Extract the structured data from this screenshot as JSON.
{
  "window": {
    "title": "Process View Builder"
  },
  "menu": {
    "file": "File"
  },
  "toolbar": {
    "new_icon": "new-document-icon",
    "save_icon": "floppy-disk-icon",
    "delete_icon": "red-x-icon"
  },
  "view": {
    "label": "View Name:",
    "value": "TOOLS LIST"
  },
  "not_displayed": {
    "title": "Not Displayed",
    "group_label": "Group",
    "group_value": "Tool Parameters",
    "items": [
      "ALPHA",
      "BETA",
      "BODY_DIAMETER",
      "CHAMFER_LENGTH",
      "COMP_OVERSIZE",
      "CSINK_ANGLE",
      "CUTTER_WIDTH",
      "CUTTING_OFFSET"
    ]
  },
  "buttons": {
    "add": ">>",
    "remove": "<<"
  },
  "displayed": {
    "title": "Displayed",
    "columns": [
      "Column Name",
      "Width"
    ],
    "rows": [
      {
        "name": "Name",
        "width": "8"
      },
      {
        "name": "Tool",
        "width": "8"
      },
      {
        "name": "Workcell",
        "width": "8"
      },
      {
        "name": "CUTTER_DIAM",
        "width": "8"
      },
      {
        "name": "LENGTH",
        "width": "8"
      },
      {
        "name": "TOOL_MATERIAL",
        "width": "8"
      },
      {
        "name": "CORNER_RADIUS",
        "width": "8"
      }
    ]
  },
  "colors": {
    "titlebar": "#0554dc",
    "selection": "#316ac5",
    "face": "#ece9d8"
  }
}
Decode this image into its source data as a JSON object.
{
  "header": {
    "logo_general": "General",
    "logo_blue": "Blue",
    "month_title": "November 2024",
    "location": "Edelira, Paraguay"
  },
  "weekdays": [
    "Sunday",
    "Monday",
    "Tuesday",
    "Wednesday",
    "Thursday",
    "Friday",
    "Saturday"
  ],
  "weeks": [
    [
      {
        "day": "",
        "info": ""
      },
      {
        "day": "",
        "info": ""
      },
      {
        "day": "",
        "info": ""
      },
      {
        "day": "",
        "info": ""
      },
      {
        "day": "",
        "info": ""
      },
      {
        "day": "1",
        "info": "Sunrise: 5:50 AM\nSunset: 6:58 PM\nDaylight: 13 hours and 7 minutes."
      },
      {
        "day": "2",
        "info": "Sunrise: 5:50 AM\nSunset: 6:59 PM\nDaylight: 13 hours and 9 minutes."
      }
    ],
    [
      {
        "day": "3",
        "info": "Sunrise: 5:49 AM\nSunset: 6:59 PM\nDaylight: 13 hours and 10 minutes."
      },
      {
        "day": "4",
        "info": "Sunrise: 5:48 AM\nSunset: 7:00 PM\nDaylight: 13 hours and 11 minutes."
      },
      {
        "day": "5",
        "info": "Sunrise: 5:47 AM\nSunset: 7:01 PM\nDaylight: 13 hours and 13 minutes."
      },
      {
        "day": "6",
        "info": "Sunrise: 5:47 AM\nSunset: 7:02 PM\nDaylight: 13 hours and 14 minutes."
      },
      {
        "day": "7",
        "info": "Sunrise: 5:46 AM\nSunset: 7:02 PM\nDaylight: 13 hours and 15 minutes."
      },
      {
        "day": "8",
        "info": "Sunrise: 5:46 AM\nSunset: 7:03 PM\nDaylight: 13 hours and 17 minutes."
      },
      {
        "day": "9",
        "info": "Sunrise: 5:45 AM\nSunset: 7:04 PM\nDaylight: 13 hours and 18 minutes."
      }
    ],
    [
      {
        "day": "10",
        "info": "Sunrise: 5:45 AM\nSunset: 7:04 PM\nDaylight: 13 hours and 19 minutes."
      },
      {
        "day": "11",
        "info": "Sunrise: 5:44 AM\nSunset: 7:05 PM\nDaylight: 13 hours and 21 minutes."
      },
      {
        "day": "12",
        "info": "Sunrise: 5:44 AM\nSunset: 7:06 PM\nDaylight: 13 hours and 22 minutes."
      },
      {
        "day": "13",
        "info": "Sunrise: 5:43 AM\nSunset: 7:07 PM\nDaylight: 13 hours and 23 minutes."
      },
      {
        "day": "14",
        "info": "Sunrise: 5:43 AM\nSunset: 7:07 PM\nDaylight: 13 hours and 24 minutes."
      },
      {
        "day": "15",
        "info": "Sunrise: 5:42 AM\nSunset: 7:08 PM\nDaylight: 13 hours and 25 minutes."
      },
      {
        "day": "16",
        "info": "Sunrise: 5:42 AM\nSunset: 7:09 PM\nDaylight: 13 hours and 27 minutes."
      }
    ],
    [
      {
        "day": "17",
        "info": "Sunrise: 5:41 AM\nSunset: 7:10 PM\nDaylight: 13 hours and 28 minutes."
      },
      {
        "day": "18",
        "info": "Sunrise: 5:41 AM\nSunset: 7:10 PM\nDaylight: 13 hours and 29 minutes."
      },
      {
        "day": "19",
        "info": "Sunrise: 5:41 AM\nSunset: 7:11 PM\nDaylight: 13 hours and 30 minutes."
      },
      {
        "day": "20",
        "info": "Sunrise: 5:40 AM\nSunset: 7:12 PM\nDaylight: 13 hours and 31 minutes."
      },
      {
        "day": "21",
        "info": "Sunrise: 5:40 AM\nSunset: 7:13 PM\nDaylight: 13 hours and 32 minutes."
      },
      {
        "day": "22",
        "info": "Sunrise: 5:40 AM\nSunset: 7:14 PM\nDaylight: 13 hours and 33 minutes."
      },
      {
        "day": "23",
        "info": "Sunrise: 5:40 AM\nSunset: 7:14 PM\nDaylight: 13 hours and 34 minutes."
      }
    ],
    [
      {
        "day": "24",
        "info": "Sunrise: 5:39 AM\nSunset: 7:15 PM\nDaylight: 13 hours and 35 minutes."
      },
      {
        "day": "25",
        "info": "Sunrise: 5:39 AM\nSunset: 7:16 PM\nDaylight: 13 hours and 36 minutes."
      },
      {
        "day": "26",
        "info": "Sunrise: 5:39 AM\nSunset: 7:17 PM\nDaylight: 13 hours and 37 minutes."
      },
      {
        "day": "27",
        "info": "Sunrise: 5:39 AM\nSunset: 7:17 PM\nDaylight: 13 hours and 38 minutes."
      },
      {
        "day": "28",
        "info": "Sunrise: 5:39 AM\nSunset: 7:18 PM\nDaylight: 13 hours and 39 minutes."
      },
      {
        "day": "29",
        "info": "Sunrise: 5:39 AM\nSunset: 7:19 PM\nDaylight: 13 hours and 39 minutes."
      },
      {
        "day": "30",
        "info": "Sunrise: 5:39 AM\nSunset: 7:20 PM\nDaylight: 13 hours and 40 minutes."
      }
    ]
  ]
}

::::::::::

YOUR TASK: Print the records once more, exactly as they were given.

RESPONSE:
Extract the structured data from this screenshot as JSON.
{
  "window": {
    "title": "Process View Builder"
  },
  "menu": {
    "file": "File"
  },
  "toolbar": {
    "new_icon": "new-document-icon",
    "save_icon": "floppy-disk-icon",
    "delete_icon": "red-x-icon"
  },
  "view": {
    "label": "View Name:",
    "value": "TOOLS LIST"
  },
  "not_displayed": {
    "title": "Not Displayed",
    "group_label": "Group",
    "group_value": "Tool Parameters",
    "items": [
      "ALPHA",
      "BETA",
      "BODY_DIAMETER",
      "CHAMFER_LENGTH",
      "COMP_OVERSIZE",
      "CSINK_ANGLE",
      "CUTTER_WIDTH",
      "CUTTING_OFFSET"
    ]
  },
  "buttons": {
    "add": ">>",
    "remove": "<<"
  },
  "displayed": {
    "title": "Displayed",
    "columns": [
      "Column Name",
      "Width"
    ],
    "rows": [
      {
        "name": "Name",
        "width": "8"
      },
      {
        "name": "Tool",
        "width": "8"
      },
      {
        "name": "Workcell",
        "width": "8"
      },
      {
        "name": "CUTTER_DIAM",
        "width": "8"
      },
      {
        "name": "LENGTH",
        "width": "8"
      },
      {
        "name": "TOOL_MATERIAL",
        "width": "8"
      },
      {
        "name": "CORNER_RADIUS",
        "width": "8"
      }
    ]
  },
  "colors": {
    "titlebar": "#0554dc",
    "selection": "#316ac5",
    "face": "#ece9d8"
  }
}
Decode this image into its source data as a JSON object.
{
  "header": {
    "logo_general": "General",
    "logo_blue": "Blue",
    "month_title": "November 2024",
    "location": "Edelira, Paraguay"
  },
  "weekdays": [
    "Sunday",
    "Monday",
    "Tuesday",
    "Wednesday",
    "Thursday",
    "Friday",
    "Saturday"
  ],
  "weeks": [
    [
      {
        "day": "",
        "info": ""
      },
      {
        "day": "",
        "info": ""
      },
      {
        "day": "",
        "info": ""
      },
      {
        "day": "",
        "info": ""
      },
      {
        "day": "",
        "info": ""
      },
      {
        "day": "1",
        "info": "Sunrise: 5:50 AM\nSunset: 6:58 PM\nDaylight: 13 hours and 7 minutes."
      },
      {
        "day": "2",
        "info": "Sunrise: 5:50 AM\nSunset: 6:59 PM\nDaylight: 13 hours and 9 minutes."
      }
    ],
    [
      {
        "day": "3",
        "info": "Sunrise: 5:49 AM\nSunset: 6:59 PM\nDaylight: 13 hours and 10 minutes."
      },
      {
        "day": "4",
        "info": "Sunrise: 5:48 AM\nSunset: 7:00 PM\nDaylight: 13 hours and 11 minutes."
      },
      {
        "day": "5",
        "info": "Sunrise: 5:47 AM\nSunset: 7:01 PM\nDaylight: 13 hours and 13 minutes."
      },
      {
        "day": "6",
        "info": "Sunrise: 5:47 AM\nSunset: 7:02 PM\nDaylight: 13 hours and 14 minutes."
      },
      {
        "day": "7",
        "info": "Sunrise: 5:46 AM\nSunset: 7:02 PM\nDaylight: 13 hours and 15 minutes."
      },
      {
        "day": "8",
        "info": "Sunrise: 5:46 AM\nSunset: 7:03 PM\nDaylight: 13 hours and 17 minutes."
      },
      {
        "day": "9",
        "info": "Sunrise: 5:45 AM\nSunset: 7:04 PM\nDaylight: 13 hours and 18 minutes."
      }
    ],
    [
      {
        "day": "10",
        "info": "Sunrise: 5:45 AM\nSunset: 7:04 PM\nDaylight: 13 hours and 19 minutes."
      },
      {
        "day": "11",
        "info": "Sunrise: 5:44 AM\nSunset: 7:05 PM\nDaylight: 13 hours and 21 minutes."
      },
      {
        "day": "12",
        "info": "Sunrise: 5:44 AM\nSunset: 7:06 PM\nDaylight: 13 hours and 22 minutes."
      },
      {
        "day": "13",
        "info": "Sunrise: 5:43 AM\nSunset: 7:07 PM\nDaylight: 13 hours and 23 minutes."
      },
      {
        "day": "14",
        "info": "Sunrise: 5:43 AM\nSunset: 7:07 PM\nDaylight: 13 hours and 24 minutes."
      },
      {
        "day": "15",
        "info": "Sunrise: 5:42 AM\nSunset: 7:08 PM\nDaylight: 13 hours and 25 minutes."
      },
      {
        "day": "16",
        "info": "Sunrise: 5:42 AM\nSunset: 7:09 PM\nDaylight: 13 hours and 27 minutes."
      }
    ],
    [
      {
        "day": "17",
        "info": "Sunrise: 5:41 AM\nSunset: 7:10 PM\nDaylight: 13 hours and 28 minutes."
      },
      {
        "day": "18",
        "info": "Sunrise: 5:41 AM\nSunset: 7:10 PM\nDaylight: 13 hours and 29 minutes."
      },
      {
        "day": "19",
        "info": "Sunrise: 5:41 AM\nSunset: 7:11 PM\nDaylight: 13 hours and 30 minutes."
      },
      {
        "day": "20",
        "info": "Sunrise: 5:40 AM\nSunset: 7:12 PM\nDaylight: 13 hours and 31 minutes."
      },
      {
        "day": "21",
        "info": "Sunrise: 5:40 AM\nSunset: 7:13 PM\nDaylight: 13 hours and 32 minutes."
      },
      {
        "day": "22",
        "info": "Sunrise: 5:40 AM\nSunset: 7:14 PM\nDaylight: 13 hours and 33 minutes."
      },
      {
        "day": "23",
        "info": "Sunrise: 5:40 AM\nSunset: 7:14 PM\nDaylight: 13 hours and 34 minutes."
      }
    ],
    [
      {
        "day": "24",
        "info": "Sunrise: 5:39 AM\nSunset: 7:15 PM\nDaylight: 13 hours and 35 minutes."
      },
      {
        "day": "25",
        "info": "Sunrise: 5:39 AM\nSunset: 7:16 PM\nDaylight: 13 hours and 36 minutes."
      },
      {
        "day": "26",
        "info": "Sunrise: 5:39 AM\nSunset: 7:17 PM\nDaylight: 13 hours and 37 minutes."
      },
      {
        "day": "27",
        "info": "Sunrise: 5:39 AM\nSunset: 7:17 PM\nDaylight: 13 hours and 38 minutes."
      },
      {
        "day": "28",
        "info": "Sunrise: 5:39 AM\nSunset: 7:18 PM\nDaylight: 13 hours and 39 minutes."
      },
      {
        "day": "29",
        "info": "Sunrise: 5:39 AM\nSunset: 7:19 PM\nDaylight: 13 hours and 39 minutes."
      },
      {
        "day": "30",
        "info": "Sunrise: 5:39 AM\nSunset: 7:20 PM\nDaylight: 13 hours and 40 minutes."
      }
    ]
  ]
}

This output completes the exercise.